* **WHAT IS NEEDED**
Copy all lines below containing "data".
----
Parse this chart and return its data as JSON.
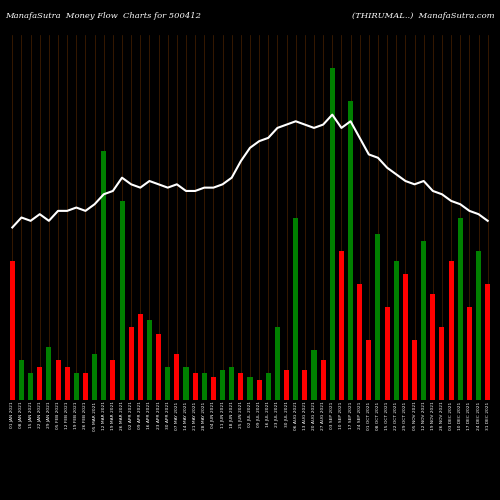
{
  "title_left": "ManafaSutra  Money Flow  Charts for 500412",
  "title_right": "(THIRUMAL..)  ManafaSutra.com",
  "background_color": "#000000",
  "bar_line_color": "#4a2200",
  "white_line_color": "#ffffff",
  "categories": [
    "01 JAN 2021",
    "08 JAN 2021",
    "15 JAN 2021",
    "22 JAN 2021",
    "29 JAN 2021",
    "05 FEB 2021",
    "12 FEB 2021",
    "19 FEB 2021",
    "26 FEB 2021",
    "05 MAR 2021",
    "12 MAR 2021",
    "19 MAR 2021",
    "26 MAR 2021",
    "02 APR 2021",
    "09 APR 2021",
    "16 APR 2021",
    "23 APR 2021",
    "30 APR 2021",
    "07 MAY 2021",
    "14 MAY 2021",
    "21 MAY 2021",
    "28 MAY 2021",
    "04 JUN 2021",
    "11 JUN 2021",
    "18 JUN 2021",
    "25 JUN 2021",
    "02 JUL 2021",
    "09 JUL 2021",
    "16 JUL 2021",
    "23 JUL 2021",
    "30 JUL 2021",
    "06 AUG 2021",
    "13 AUG 2021",
    "20 AUG 2021",
    "27 AUG 2021",
    "03 SEP 2021",
    "10 SEP 2021",
    "17 SEP 2021",
    "24 SEP 2021",
    "01 OCT 2021",
    "08 OCT 2021",
    "15 OCT 2021",
    "22 OCT 2021",
    "29 OCT 2021",
    "05 NOV 2021",
    "12 NOV 2021",
    "19 NOV 2021",
    "26 NOV 2021",
    "03 DEC 2021",
    "10 DEC 2021",
    "17 DEC 2021",
    "24 DEC 2021",
    "31 DEC 2021"
  ],
  "bar_values": [
    42,
    12,
    8,
    10,
    16,
    12,
    10,
    8,
    8,
    14,
    75,
    12,
    60,
    22,
    26,
    24,
    20,
    10,
    14,
    10,
    8,
    8,
    7,
    9,
    10,
    8,
    7,
    6,
    8,
    22,
    9,
    55,
    9,
    15,
    12,
    100,
    45,
    90,
    35,
    18,
    50,
    28,
    42,
    38,
    18,
    48,
    32,
    22,
    42,
    55,
    28,
    45,
    35
  ],
  "bar_colors": [
    "red",
    "green",
    "green",
    "red",
    "green",
    "red",
    "red",
    "green",
    "red",
    "green",
    "green",
    "red",
    "green",
    "red",
    "red",
    "green",
    "red",
    "green",
    "red",
    "green",
    "red",
    "green",
    "red",
    "green",
    "green",
    "red",
    "green",
    "red",
    "green",
    "green",
    "red",
    "green",
    "red",
    "green",
    "red",
    "green",
    "red",
    "green",
    "red",
    "red",
    "green",
    "red",
    "green",
    "red",
    "red",
    "green",
    "red",
    "red",
    "red",
    "green",
    "red",
    "green",
    "red"
  ],
  "line_values": [
    52,
    55,
    54,
    56,
    54,
    57,
    57,
    58,
    57,
    59,
    62,
    63,
    67,
    65,
    64,
    66,
    65,
    64,
    65,
    63,
    63,
    64,
    64,
    65,
    67,
    72,
    76,
    78,
    79,
    82,
    83,
    84,
    83,
    82,
    83,
    86,
    82,
    84,
    79,
    74,
    73,
    70,
    68,
    66,
    65,
    66,
    63,
    62,
    60,
    59,
    57,
    56,
    54
  ],
  "ylim": [
    0,
    110
  ],
  "line_ylim": [
    0,
    110
  ]
}
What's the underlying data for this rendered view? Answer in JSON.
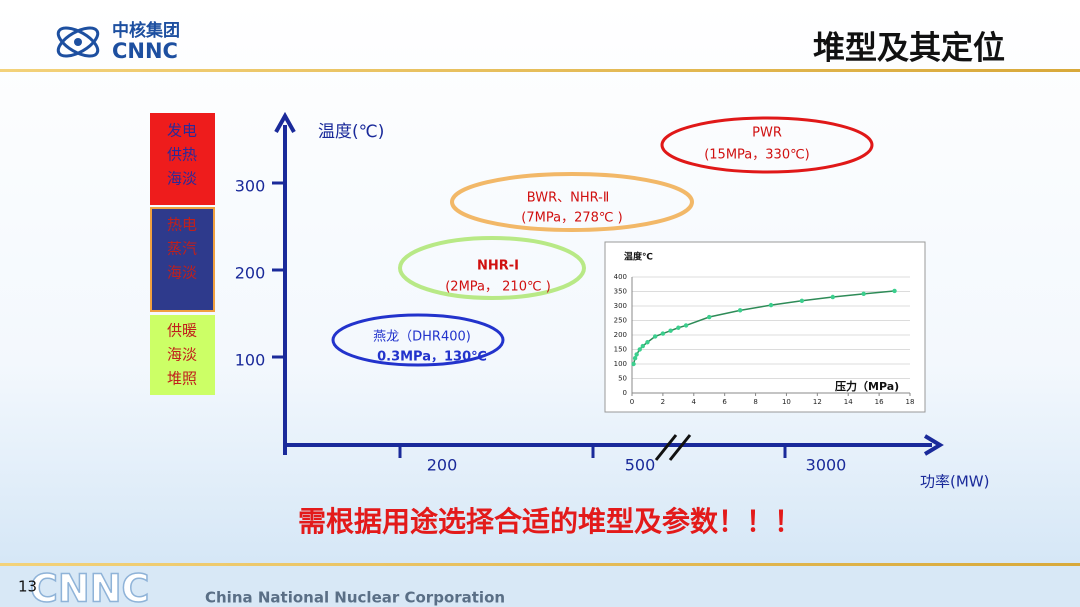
----
* **ANSWER TO THE PROBLEM**
Parse this chart and return its data as JSON.
What's the underlying data for this rendered view? Answer in JSON.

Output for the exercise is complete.